## Objective
Without including any pictures, write out all the entries exactly.

## Stored records
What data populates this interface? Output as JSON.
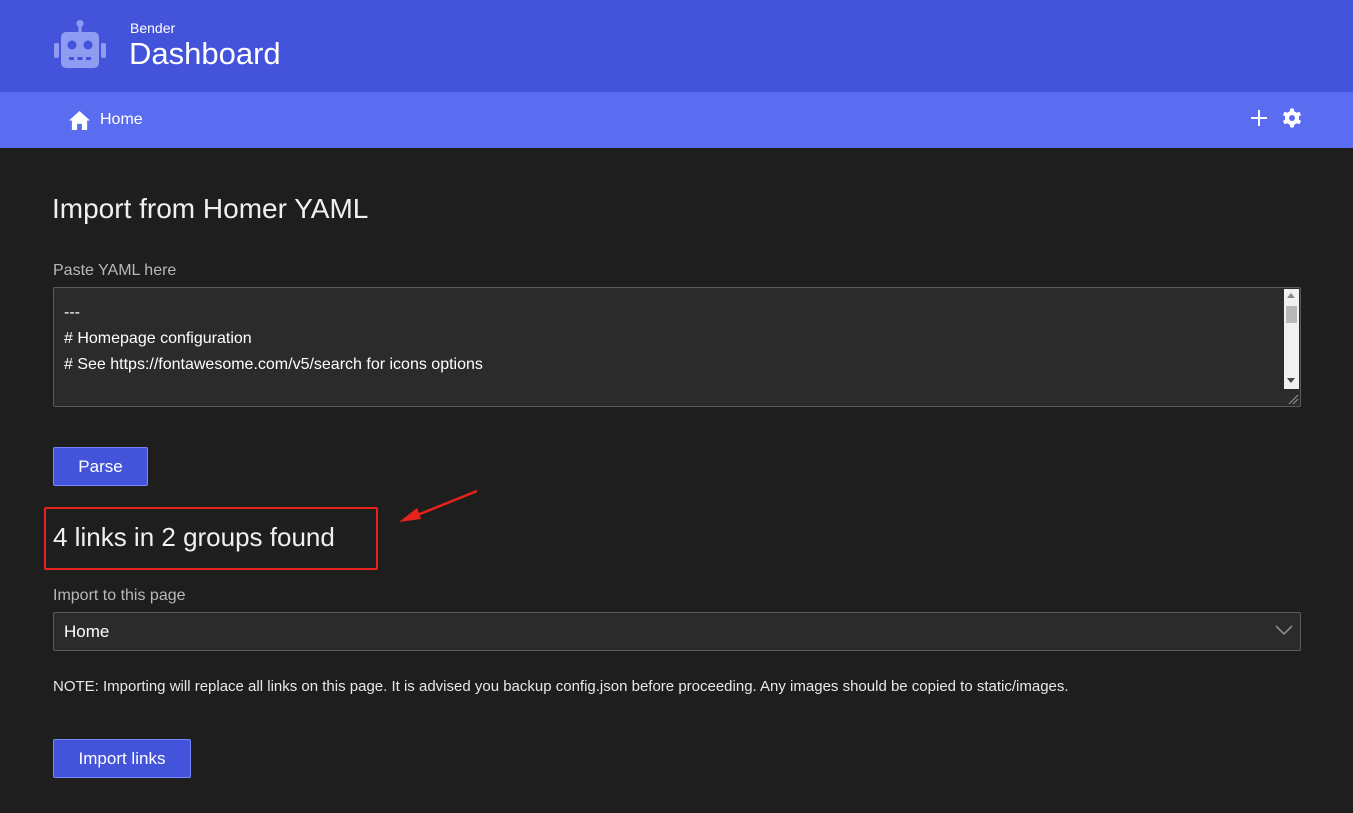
{
  "header": {
    "brand_subtitle": "Bender",
    "title": "Dashboard",
    "logo_icon": "robot-icon",
    "color": "#4454da"
  },
  "navbar": {
    "color": "#5a6cf0",
    "home_label": "Home",
    "home_icon": "home-icon",
    "add_icon": "plus-icon",
    "settings_icon": "gear-icon"
  },
  "main": {
    "heading": "Import from Homer YAML",
    "yaml_label": "Paste YAML here",
    "yaml_lines": [
      "---",
      "# Homepage configuration",
      "# See https://fontawesome.com/v5/search for icons options"
    ],
    "parse_button": "Parse",
    "result_text": "4 links in 2 groups found",
    "import_label": "Import to this page",
    "import_page_selected": "Home",
    "note": "NOTE: Importing will replace all links on this page. It is advised you backup config.json before proceeding. Any images should be copied to static/images.",
    "import_button": "Import links"
  },
  "annotation": {
    "color": "#e8221c"
  }
}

## Answer to the task
What data populates this interface? Output as JSON.
{
  "header": {
    "brand_subtitle": "Bender",
    "title": "Dashboard",
    "logo_icon": "robot-icon",
    "color": "#4454da"
  },
  "navbar": {
    "color": "#5a6cf0",
    "home_label": "Home",
    "home_icon": "home-icon",
    "add_icon": "plus-icon",
    "settings_icon": "gear-icon"
  },
  "main": {
    "heading": "Import from Homer YAML",
    "yaml_label": "Paste YAML here",
    "yaml_lines": [
      "---",
      "# Homepage configuration",
      "# See https://fontawesome.com/v5/search for icons options"
    ],
    "parse_button": "Parse",
    "result_text": "4 links in 2 groups found",
    "import_label": "Import to this page",
    "import_page_selected": "Home",
    "note": "NOTE: Importing will replace all links on this page. It is advised you backup config.json before proceeding. Any images should be copied to static/images.",
    "import_button": "Import links"
  },
  "annotation": {
    "color": "#e8221c"
  }
}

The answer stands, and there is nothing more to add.